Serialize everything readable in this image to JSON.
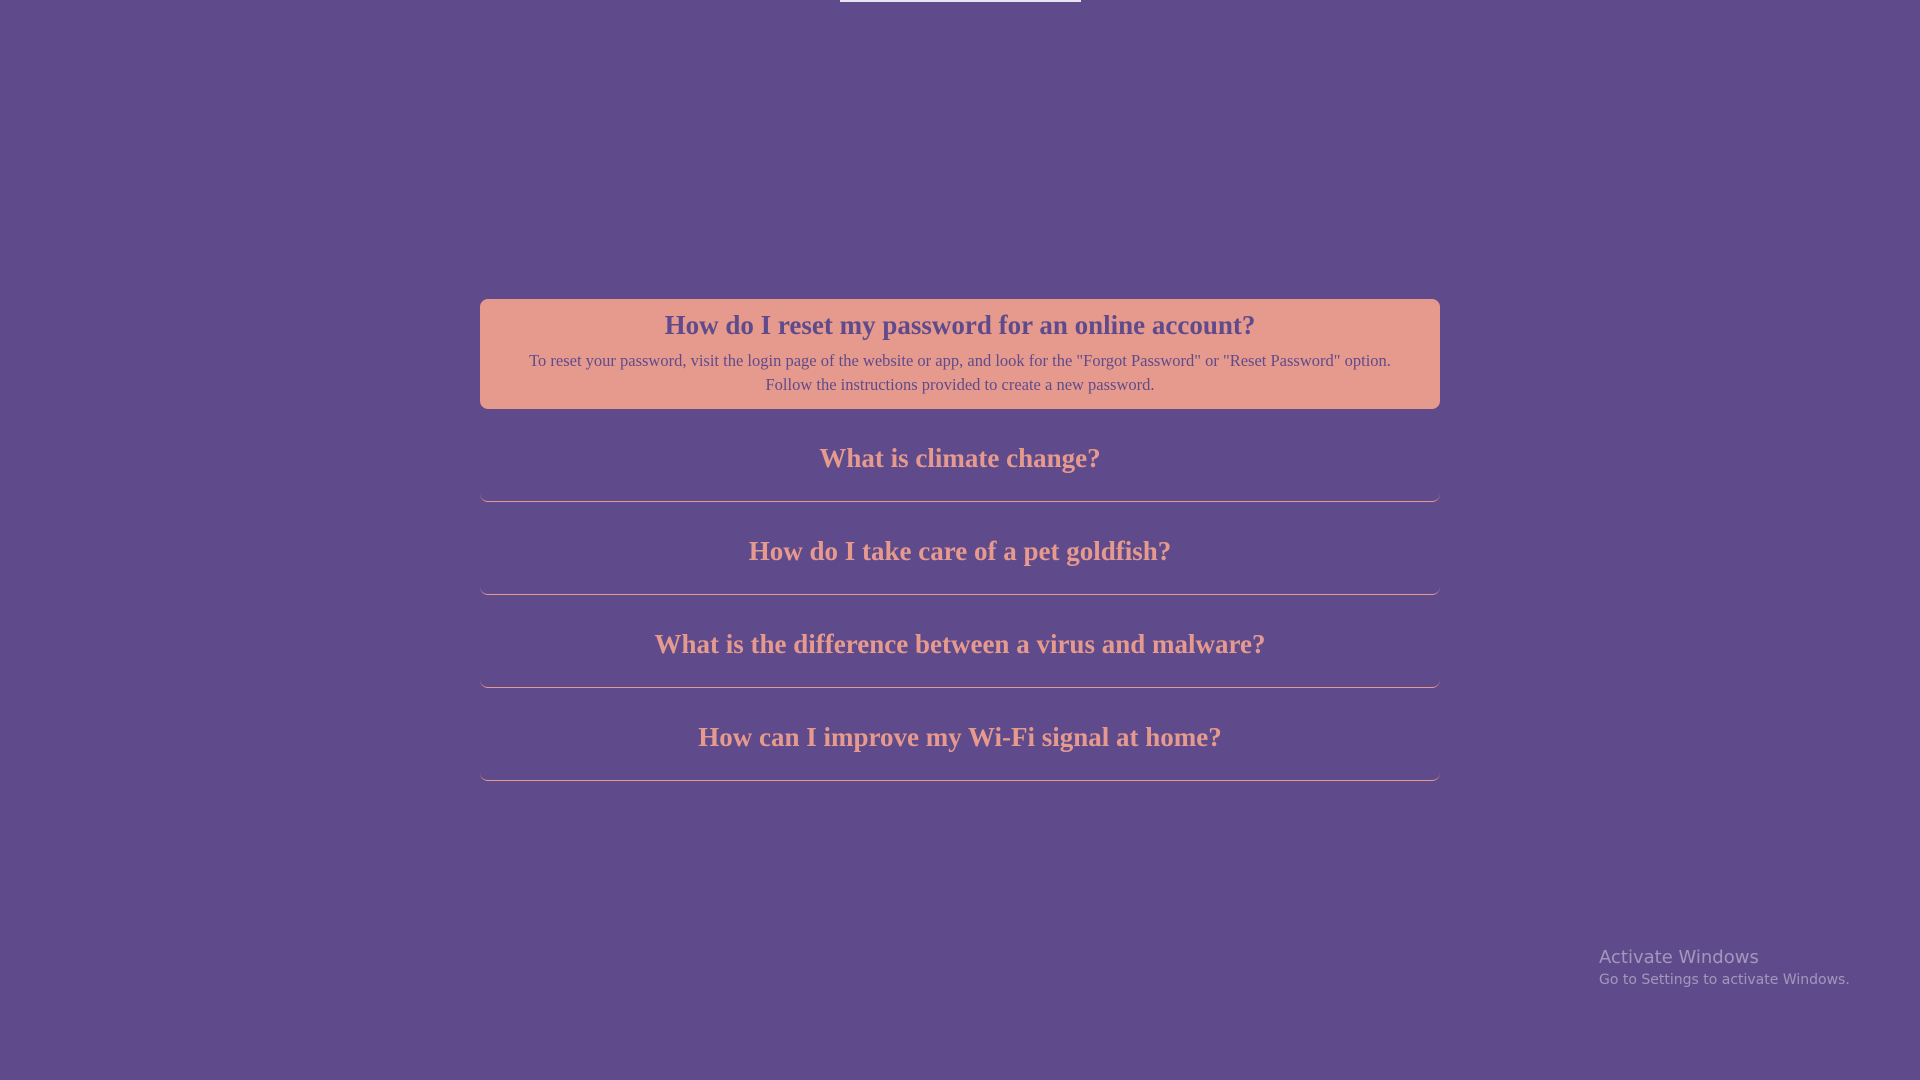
{
  "faq": {
    "items": [
      {
        "question": "How do I reset my password for an online account?",
        "answer": "To reset your password, visit the login page of the website or app, and look for the \"Forgot Password\" or \"Reset Password\" option. Follow the instructions provided to create a new password.",
        "expanded": true
      },
      {
        "question": "What is climate change?",
        "expanded": false
      },
      {
        "question": "How do I take care of a pet goldfish?",
        "expanded": false
      },
      {
        "question": "What is the difference between a virus and malware?",
        "expanded": false
      },
      {
        "question": "How can I improve my Wi-Fi signal at home?",
        "expanded": false
      }
    ]
  },
  "watermark": {
    "title": "Activate Windows",
    "subtitle": "Go to Settings to activate Windows."
  },
  "colors": {
    "background": "#5f4b8b",
    "accent": "#e69a8d"
  }
}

* [Directions]:
Pictures in the records should not appear in your copy, but everything else must be transcribed exactly.

* [Result for this task]:
Serialize everything readable in this image to JSON.
{
  "faq": {
    "items": [
      {
        "question": "How do I reset my password for an online account?",
        "answer": "To reset your password, visit the login page of the website or app, and look for the \"Forgot Password\" or \"Reset Password\" option. Follow the instructions provided to create a new password.",
        "expanded": true
      },
      {
        "question": "What is climate change?",
        "expanded": false
      },
      {
        "question": "How do I take care of a pet goldfish?",
        "expanded": false
      },
      {
        "question": "What is the difference between a virus and malware?",
        "expanded": false
      },
      {
        "question": "How can I improve my Wi-Fi signal at home?",
        "expanded": false
      }
    ]
  },
  "watermark": {
    "title": "Activate Windows",
    "subtitle": "Go to Settings to activate Windows."
  },
  "colors": {
    "background": "#5f4b8b",
    "accent": "#e69a8d"
  }
}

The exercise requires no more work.